> What the task requires:
Every line in the listing is to be echoed verbatim.

[Stored records]

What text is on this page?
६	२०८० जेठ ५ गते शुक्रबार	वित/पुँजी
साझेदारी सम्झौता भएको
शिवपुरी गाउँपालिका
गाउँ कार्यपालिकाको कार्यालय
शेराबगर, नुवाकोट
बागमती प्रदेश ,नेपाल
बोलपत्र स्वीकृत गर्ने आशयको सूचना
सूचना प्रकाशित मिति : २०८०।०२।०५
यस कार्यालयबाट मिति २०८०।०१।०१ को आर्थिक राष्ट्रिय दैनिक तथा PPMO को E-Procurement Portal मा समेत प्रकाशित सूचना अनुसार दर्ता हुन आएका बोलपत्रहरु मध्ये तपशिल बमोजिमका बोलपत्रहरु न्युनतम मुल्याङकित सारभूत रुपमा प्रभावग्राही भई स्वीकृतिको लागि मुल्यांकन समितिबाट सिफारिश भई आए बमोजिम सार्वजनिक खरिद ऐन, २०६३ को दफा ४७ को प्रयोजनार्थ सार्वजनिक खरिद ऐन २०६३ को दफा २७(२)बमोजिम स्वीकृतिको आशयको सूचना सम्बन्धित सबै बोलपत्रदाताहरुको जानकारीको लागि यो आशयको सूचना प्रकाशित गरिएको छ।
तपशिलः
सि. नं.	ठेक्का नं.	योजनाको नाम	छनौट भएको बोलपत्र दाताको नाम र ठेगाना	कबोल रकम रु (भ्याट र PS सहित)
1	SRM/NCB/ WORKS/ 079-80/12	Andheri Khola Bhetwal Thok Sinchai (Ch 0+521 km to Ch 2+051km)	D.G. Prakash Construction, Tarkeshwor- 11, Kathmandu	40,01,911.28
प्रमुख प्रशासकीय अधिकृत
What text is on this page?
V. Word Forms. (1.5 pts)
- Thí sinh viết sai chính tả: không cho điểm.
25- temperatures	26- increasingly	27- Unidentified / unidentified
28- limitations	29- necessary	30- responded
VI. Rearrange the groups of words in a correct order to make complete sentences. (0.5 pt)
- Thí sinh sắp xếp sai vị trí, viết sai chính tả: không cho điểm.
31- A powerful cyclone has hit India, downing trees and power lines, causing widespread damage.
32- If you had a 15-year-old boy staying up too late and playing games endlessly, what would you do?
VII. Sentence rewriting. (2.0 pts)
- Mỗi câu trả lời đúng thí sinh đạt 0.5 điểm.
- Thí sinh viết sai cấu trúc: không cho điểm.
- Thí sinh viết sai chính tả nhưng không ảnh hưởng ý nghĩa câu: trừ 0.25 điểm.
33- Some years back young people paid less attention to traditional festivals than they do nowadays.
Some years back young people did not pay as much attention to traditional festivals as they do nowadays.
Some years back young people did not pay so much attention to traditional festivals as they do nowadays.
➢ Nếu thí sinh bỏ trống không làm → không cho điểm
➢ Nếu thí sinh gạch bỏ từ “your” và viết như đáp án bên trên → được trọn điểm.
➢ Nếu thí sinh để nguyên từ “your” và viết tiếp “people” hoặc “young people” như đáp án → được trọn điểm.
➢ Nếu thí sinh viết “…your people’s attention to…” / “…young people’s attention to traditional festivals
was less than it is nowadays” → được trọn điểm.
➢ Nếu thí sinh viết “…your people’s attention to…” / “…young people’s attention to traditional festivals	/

> Task response:
What text is on this page?
६	२०८० जेठ ५ गते शुक्रबार	वित/पुँजी
साझेदारी सम्झौता भएको
शिवपुरी गाउँपालिका
गाउँ कार्यपालिकाको कार्यालय
शेराबगर, नुवाकोट
बागमती प्रदेश ,नेपाल
बोलपत्र स्वीकृत गर्ने आशयको सूचना
सूचना प्रकाशित मिति : २०८०।०२।०५
यस कार्यालयबाट मिति २०८०।०१।०१ को आर्थिक राष्ट्रिय दैनिक तथा PPMO को E-Procurement Portal मा समेत प्रकाशित सूचना अनुसार दर्ता हुन आएका बोलपत्रहरु मध्ये तपशिल बमोजिमका बोलपत्रहरु न्युनतम मुल्याङकित सारभूत रुपमा प्रभावग्राही भई स्वीकृतिको लागि मुल्यांकन समितिबाट सिफारिश भई आए बमोजिम सार्वजनिक खरिद ऐन, २०६३ को दफा ४७ को प्रयोजनार्थ सार्वजनिक खरिद ऐन २०६३ को दफा २७(२)बमोजिम स्वीकृतिको आशयको सूचना सम्बन्धित सबै बोलपत्रदाताहरुको जानकारीको लागि यो आशयको सूचना प्रकाशित गरिएको छ।
तपशिलः
सि. नं.	ठेक्का नं.	योजनाको नाम	छनौट भएको बोलपत्र दाताको नाम र ठेगाना	कबोल रकम रु (भ्याट र PS सहित)
1	SRM/NCB/ WORKS/ 079-80/12	Andheri Khola Bhetwal Thok Sinchai (Ch 0+521 km to Ch 2+051km)	D.G. Prakash Construction, Tarkeshwor- 11, Kathmandu	40,01,911.28
प्रमुख प्रशासकीय अधिकृत
What text is on this page?
V. Word Forms. (1.5 pts)
- Thí sinh viết sai chính tả: không cho điểm.
25- temperatures	26- increasingly	27- Unidentified / unidentified
28- limitations	29- necessary	30- responded
VI. Rearrange the groups of words in a correct order to make complete sentences. (0.5 pt)
- Thí sinh sắp xếp sai vị trí, viết sai chính tả: không cho điểm.
31- A powerful cyclone has hit India, downing trees and power lines, causing widespread damage.
32- If you had a 15-year-old boy staying up too late and playing games endlessly, what would you do?
VII. Sentence rewriting. (2.0 pts)
- Mỗi câu trả lời đúng thí sinh đạt 0.5 điểm.
- Thí sinh viết sai cấu trúc: không cho điểm.
- Thí sinh viết sai chính tả nhưng không ảnh hưởng ý nghĩa câu: trừ 0.25 điểm.
33- Some years back young people paid less attention to traditional festivals than they do nowadays.
Some years back young people did not pay as much attention to traditional festivals as they do nowadays.
Some years back young people did not pay so much attention to traditional festivals as they do nowadays.
➢ Nếu thí sinh bỏ trống không làm → không cho điểm
➢ Nếu thí sinh gạch bỏ từ “your” và viết như đáp án bên trên → được trọn điểm.
➢ Nếu thí sinh để nguyên từ “your” và viết tiếp “people” hoặc “young people” như đáp án → được trọn điểm.
➢ Nếu thí sinh viết “…your people’s attention to…” / “…young people’s attention to traditional festivals
was less than it is nowadays” → được trọn điểm.
➢ Nếu thí sinh viết “…your people’s attention to…” / “…young people’s attention to traditional festivals	/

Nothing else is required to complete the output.